** START Listing **
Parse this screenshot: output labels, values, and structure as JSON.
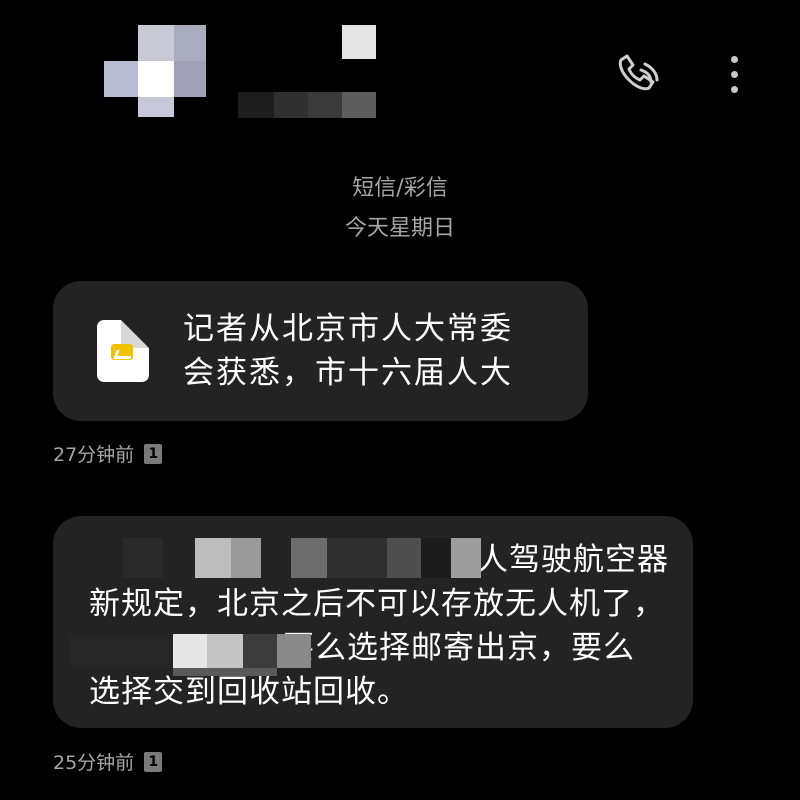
{
  "thread": {
    "type_label": "短信/彩信",
    "date_label": "今天星期日"
  },
  "icons": {
    "call": "phone-icon",
    "more": "more-vert-icon",
    "attachment": "image-file-icon",
    "sim": "sim-1-icon"
  },
  "messages": [
    {
      "lines": [
        "记者从北京市人大常委",
        "会获悉，市十六届人大"
      ],
      "time": "27分钟前",
      "sim": "1"
    },
    {
      "lines": [
        "人驾驶航空器",
        "新规定，北京之后不可以存放无人机了，",
        "要么选择邮寄出京，要么",
        "选择交到回收站回收。"
      ],
      "time": "25分钟前",
      "sim": "1"
    }
  ],
  "colors": {
    "background": "#000000",
    "bubble": "#232323",
    "meta_text": "#a6a6a6",
    "accent_yellow": "#f2c200"
  }
}
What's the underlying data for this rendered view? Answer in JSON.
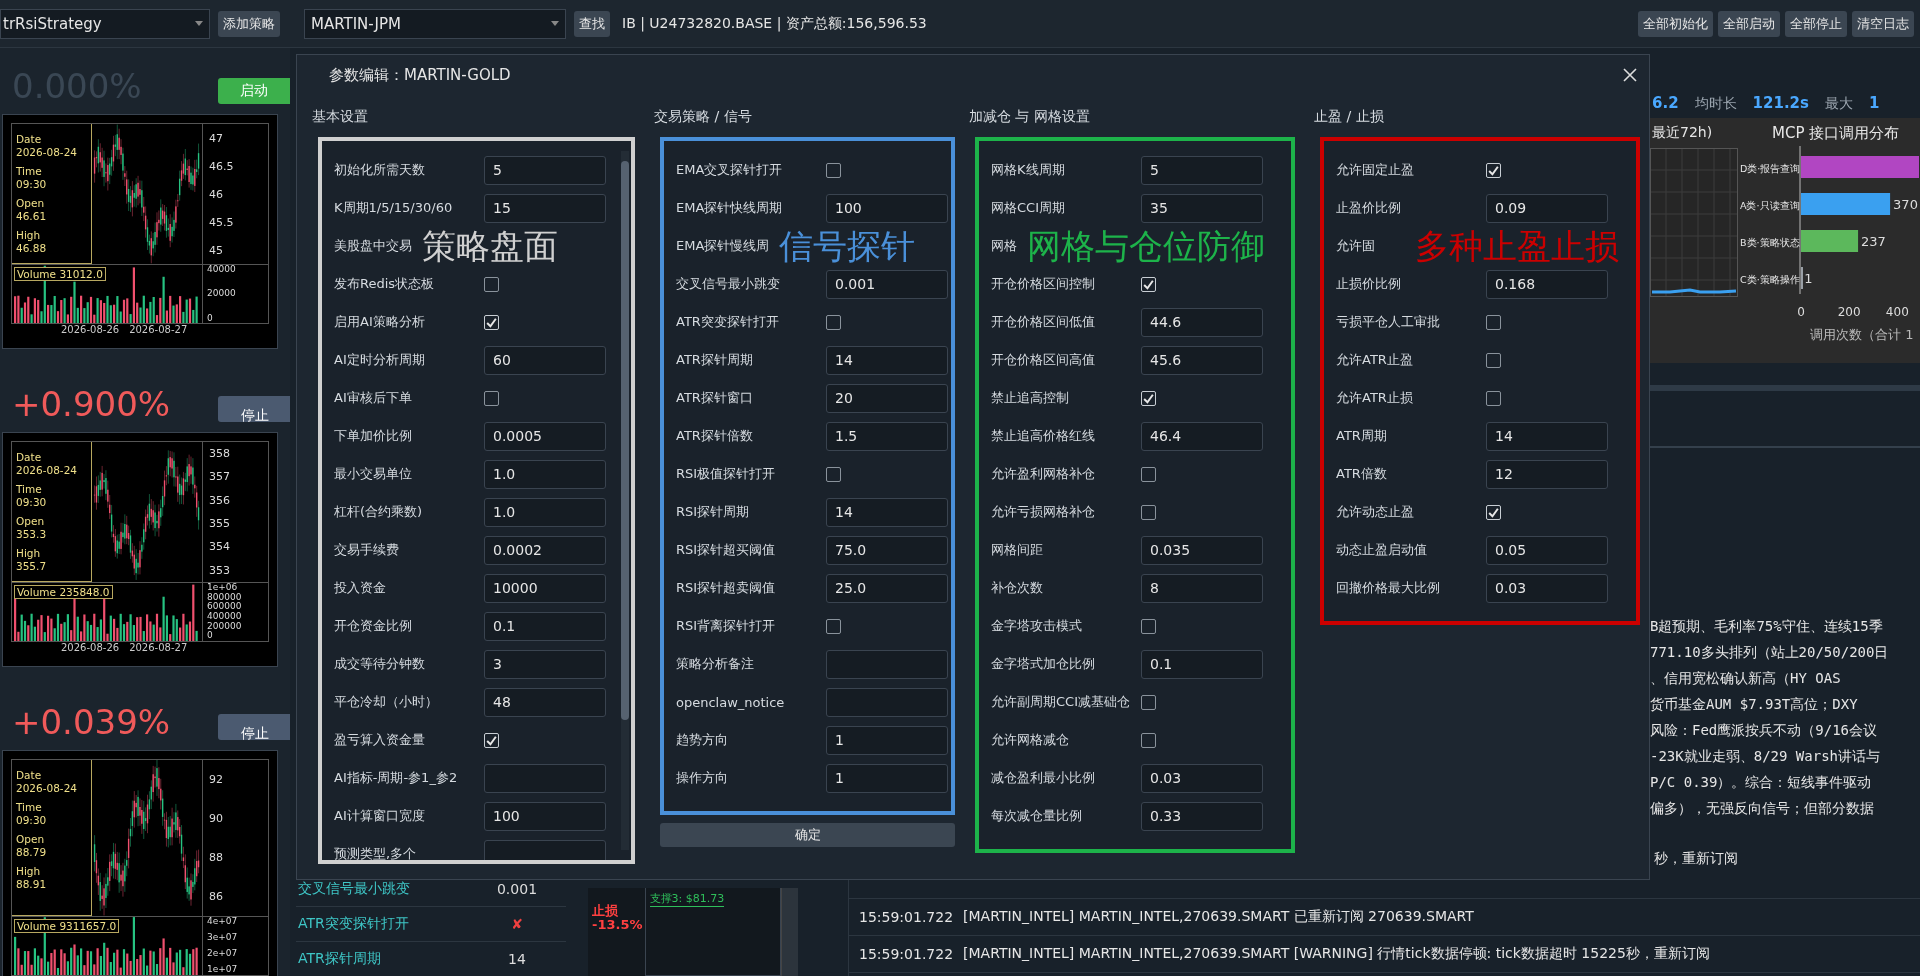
{
  "top_bar": {
    "strategy_select": "trRsiStrategy",
    "add_button": "添加策略",
    "symbol_select": "MARTIN-JPM",
    "find_button": "查找",
    "account": "IB | U24732820.BASE | 资产总额:156,596.53",
    "actions": [
      "全部初始化",
      "全部启动",
      "全部停止",
      "清空日志"
    ]
  },
  "strategies": [
    {
      "change": "0.000%",
      "kind": "flat",
      "button": {
        "label": "启动",
        "kind": "start"
      },
      "tooltip": [
        {
          "label": "Date",
          "value": "2026-08-24"
        },
        {
          "label": "Time",
          "value": "09:30"
        },
        {
          "label": "Open",
          "value": "46.61"
        },
        {
          "label": "High",
          "value": "46.88"
        }
      ],
      "price_ticks": [
        "47",
        "46.5",
        "46",
        "45.5",
        "45"
      ],
      "volume": "Volume 31012.0",
      "volume_ticks": [
        "40000",
        "20000",
        "0"
      ],
      "x_labels": [
        "2026-08-26",
        "2026-08-27"
      ]
    },
    {
      "change": "+0.900%",
      "kind": "up",
      "button": {
        "label": "停止",
        "kind": "stop"
      },
      "tooltip": [
        {
          "label": "Date",
          "value": "2026-08-24"
        },
        {
          "label": "Time",
          "value": "09:30"
        },
        {
          "label": "Open",
          "value": "353.3"
        },
        {
          "label": "High",
          "value": "355.7"
        }
      ],
      "price_ticks": [
        "358",
        "357",
        "356",
        "355",
        "354",
        "353"
      ],
      "volume": "Volume 235848.0",
      "volume_ticks": [
        "1e+06",
        "800000",
        "600000",
        "400000",
        "200000",
        "0"
      ],
      "x_labels": [
        "2026-08-26",
        "2026-08-27"
      ]
    },
    {
      "change": "+0.039%",
      "kind": "up",
      "button": {
        "label": "停止",
        "kind": "stop"
      },
      "tooltip": [
        {
          "label": "Date",
          "value": "2026-08-24"
        },
        {
          "label": "Time",
          "value": "09:30"
        },
        {
          "label": "Open",
          "value": "88.79"
        },
        {
          "label": "High",
          "value": "88.91"
        }
      ],
      "price_ticks": [
        "92",
        "90",
        "88",
        "86"
      ],
      "volume": "Volume 9311657.0",
      "volume_ticks": [
        "4e+07",
        "3e+07",
        "2e+07",
        "1e+07"
      ]
    }
  ],
  "dialog": {
    "title": "参数编辑：MARTIN-GOLD",
    "confirm": "确定",
    "panels": [
      {
        "heading": "基本设置",
        "color": "#d0d0d0",
        "annotation": "策略盘面",
        "scrollbar": true,
        "rows": [
          {
            "label": "初始化所需天数",
            "kind": "text",
            "value": "5"
          },
          {
            "label": "K周期1/5/15/30/60",
            "kind": "text",
            "value": "15"
          },
          {
            "label": "美股盘中交易",
            "kind": "covered"
          },
          {
            "label": "发布Redis状态板",
            "kind": "check",
            "checked": false
          },
          {
            "label": "启用AI策略分析",
            "kind": "check",
            "checked": true
          },
          {
            "label": "AI定时分析周期",
            "kind": "text",
            "value": "60"
          },
          {
            "label": "AI审核后下单",
            "kind": "check",
            "checked": false
          },
          {
            "label": "下单加价比例",
            "kind": "text",
            "value": "0.0005"
          },
          {
            "label": "最小交易单位",
            "kind": "text",
            "value": "1.0"
          },
          {
            "label": "杠杆(合约乘数)",
            "kind": "text",
            "value": "1.0"
          },
          {
            "label": "交易手续费",
            "kind": "text",
            "value": "0.0002"
          },
          {
            "label": "投入资金",
            "kind": "text",
            "value": "10000"
          },
          {
            "label": "开仓资金比例",
            "kind": "text",
            "value": "0.1"
          },
          {
            "label": "成交等待分钟数",
            "kind": "text",
            "value": "3"
          },
          {
            "label": "平仓冷却（小时）",
            "kind": "text",
            "value": "48"
          },
          {
            "label": "盈亏算入资金量",
            "kind": "check",
            "checked": true
          },
          {
            "label": "AI指标-周期-参1_参2",
            "kind": "text"
          },
          {
            "label": "AI计算窗口宽度",
            "kind": "text",
            "value": "100"
          },
          {
            "label": "预测类型,多个",
            "kind": "text"
          }
        ]
      },
      {
        "heading": "交易策略 / 信号",
        "color": "#4a90d9",
        "annotation": "信号探针",
        "rows": [
          {
            "label": "EMA交叉探针打开",
            "kind": "check",
            "checked": false
          },
          {
            "label": "EMA探针快线周期",
            "kind": "text",
            "value": "100"
          },
          {
            "label": "EMA探针慢线周",
            "kind": "covered"
          },
          {
            "label": "交叉信号最小跳变",
            "kind": "text",
            "value": "0.001"
          },
          {
            "label": "ATR突变探针打开",
            "kind": "check",
            "checked": false
          },
          {
            "label": "ATR探针周期",
            "kind": "text",
            "value": "14"
          },
          {
            "label": "ATR探针窗口",
            "kind": "text",
            "value": "20"
          },
          {
            "label": "ATR探针倍数",
            "kind": "text",
            "value": "1.5"
          },
          {
            "label": "RSI极值探针打开",
            "kind": "check",
            "checked": false
          },
          {
            "label": "RSI探针周期",
            "kind": "text",
            "value": "14"
          },
          {
            "label": "RSI探针超买阈值",
            "kind": "text",
            "value": "75.0"
          },
          {
            "label": "RSI探针超卖阈值",
            "kind": "text",
            "value": "25.0"
          },
          {
            "label": "RSI背离探针打开",
            "kind": "check",
            "checked": false
          },
          {
            "label": "策略分析备注",
            "kind": "text"
          },
          {
            "label": "openclaw_notice",
            "kind": "text"
          },
          {
            "label": "趋势方向",
            "kind": "text",
            "value": "1"
          },
          {
            "label": "操作方向",
            "kind": "text",
            "value": "1"
          }
        ]
      },
      {
        "heading": "加减仓 与 网格设置",
        "color": "#1db34a",
        "annotation": "网格与仓位防御",
        "rows": [
          {
            "label": "网格K线周期",
            "kind": "text",
            "value": "5"
          },
          {
            "label": "网格CCI周期",
            "kind": "text",
            "value": "35"
          },
          {
            "label": "网格",
            "kind": "covered"
          },
          {
            "label": "开仓价格区间控制",
            "kind": "check",
            "checked": true
          },
          {
            "label": "开仓价格区间低值",
            "kind": "text",
            "value": "44.6"
          },
          {
            "label": "开仓价格区间高值",
            "kind": "text",
            "value": "45.6"
          },
          {
            "label": "禁止追高控制",
            "kind": "check",
            "checked": true
          },
          {
            "label": "禁止追高价格红线",
            "kind": "text",
            "value": "46.4"
          },
          {
            "label": "允许盈利网格补仓",
            "kind": "check",
            "checked": false
          },
          {
            "label": "允许亏损网格补仓",
            "kind": "check",
            "checked": false
          },
          {
            "label": "网格间距",
            "kind": "text",
            "value": "0.035"
          },
          {
            "label": "补仓次数",
            "kind": "text",
            "value": "8"
          },
          {
            "label": "金字塔攻击模式",
            "kind": "check",
            "checked": false
          },
          {
            "label": "金字塔式加仓比例",
            "kind": "text",
            "value": "0.1"
          },
          {
            "label": "允许副周期CCI减基础仓",
            "kind": "check",
            "checked": false
          },
          {
            "label": "允许网格减仓",
            "kind": "check",
            "checked": false
          },
          {
            "label": "减仓盈利最小比例",
            "kind": "text",
            "value": "0.03"
          },
          {
            "label": "每次减仓量比例",
            "kind": "text",
            "value": "0.33"
          }
        ]
      },
      {
        "heading": "止盈 / 止损",
        "color": "#cc0000",
        "annotation": "多种止盈止损",
        "rows": [
          {
            "label": "允许固定止盈",
            "kind": "check",
            "checked": true
          },
          {
            "label": "止盈价比例",
            "kind": "text",
            "value": "0.09"
          },
          {
            "label": "允许固",
            "kind": "covered"
          },
          {
            "label": "止损价比例",
            "kind": "text",
            "value": "0.168"
          },
          {
            "label": "亏损平仓人工审批",
            "kind": "check",
            "checked": false
          },
          {
            "label": "允许ATR止盈",
            "kind": "check",
            "checked": false
          },
          {
            "label": "允许ATR止损",
            "kind": "check",
            "checked": false
          },
          {
            "label": "ATR周期",
            "kind": "text",
            "value": "14"
          },
          {
            "label": "ATR倍数",
            "kind": "text",
            "value": "12"
          },
          {
            "label": "允许动态止盈",
            "kind": "check",
            "checked": true
          },
          {
            "label": "动态止盈启动值",
            "kind": "text",
            "value": "0.05"
          },
          {
            "label": "回撤价格最大比例",
            "kind": "text",
            "value": "0.03"
          }
        ]
      }
    ]
  },
  "right_panel": {
    "stats": [
      {
        "kind": "value",
        "text": "6.2"
      },
      {
        "kind": "label",
        "text": "均时长"
      },
      {
        "kind": "value",
        "text": "121.2s"
      },
      {
        "kind": "label",
        "text": "最大"
      },
      {
        "kind": "value",
        "text": "1"
      }
    ],
    "trend_title": "最近72h)",
    "mcp_chart": {
      "chart_data": {
        "type": "bar",
        "orientation": "horizontal",
        "title": "MCP 接口调用分布",
        "xlabel": "调用次数（合计 1",
        "categories": [
          "D类·报告查询",
          "A类·只读查询",
          "B类·策略状态",
          "C类·策略操作"
        ],
        "series": [
          {
            "color": "#b146c2",
            "values": [
              490,
              null,
              null,
              null
            ]
          },
          {
            "color": "#3aa0f0",
            "values": [
              null,
              370,
              null,
              null
            ]
          },
          {
            "color": "#5cb85c",
            "values": [
              null,
              null,
              237,
              null
            ]
          },
          {
            "color": "#9aa0a6",
            "values": [
              null,
              null,
              null,
              1
            ]
          }
        ],
        "value_labels": [
          null,
          "370",
          "237",
          "1"
        ],
        "xticks": [
          0,
          200,
          400
        ],
        "xlim": [
          0,
          490
        ]
      }
    },
    "notes": [
      "B超预期、毛利率75%守住、连续15季",
      "771.10多头排列（站上20/50/200日",
      "、信用宽松确认新高（HY OAS",
      "货币基金AUM $7.93T高位；DXY",
      "风险：Fed鹰派按兵不动（9/16会议",
      "-23K就业走弱、8/29 Warsh讲话与",
      " P/C 0.39）。综合：短线事件驱动",
      "偏多），无强反向信号；但部分数据"
    ],
    "log_tail": "秒，重新订阅"
  },
  "param_table": [
    {
      "label": "交叉信号最小跳变",
      "kind": "text",
      "value": "0.001"
    },
    {
      "label": "ATR突变探针打开",
      "kind": "flag",
      "value": "✘"
    },
    {
      "label": "ATR探针周期",
      "kind": "text",
      "value": "14"
    }
  ],
  "price_panel": {
    "support": "支撑3: $81.73",
    "stop_label": "止损",
    "stop_pct": "-13.5%"
  },
  "log": [
    {
      "time": "15:59:01.722",
      "text": "[MARTIN_INTEL]  MARTIN_INTEL,270639.SMART 已重新订阅 270639.SMART"
    },
    {
      "time": "15:59:01.722",
      "text": "[MARTIN_INTEL]  MARTIN_INTEL,270639.SMART [WARNING] 行情tick数据停顿: tick数据超时 15225秒，重新订阅"
    }
  ]
}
** END Listing **
Report back each line of the entries that holds the string "annotation".

        "annotation": "策略盘面",
        "annotation": "信号探针",
        "annotation": "网格与仓位防御",
        "annotation": "多种止盈止损",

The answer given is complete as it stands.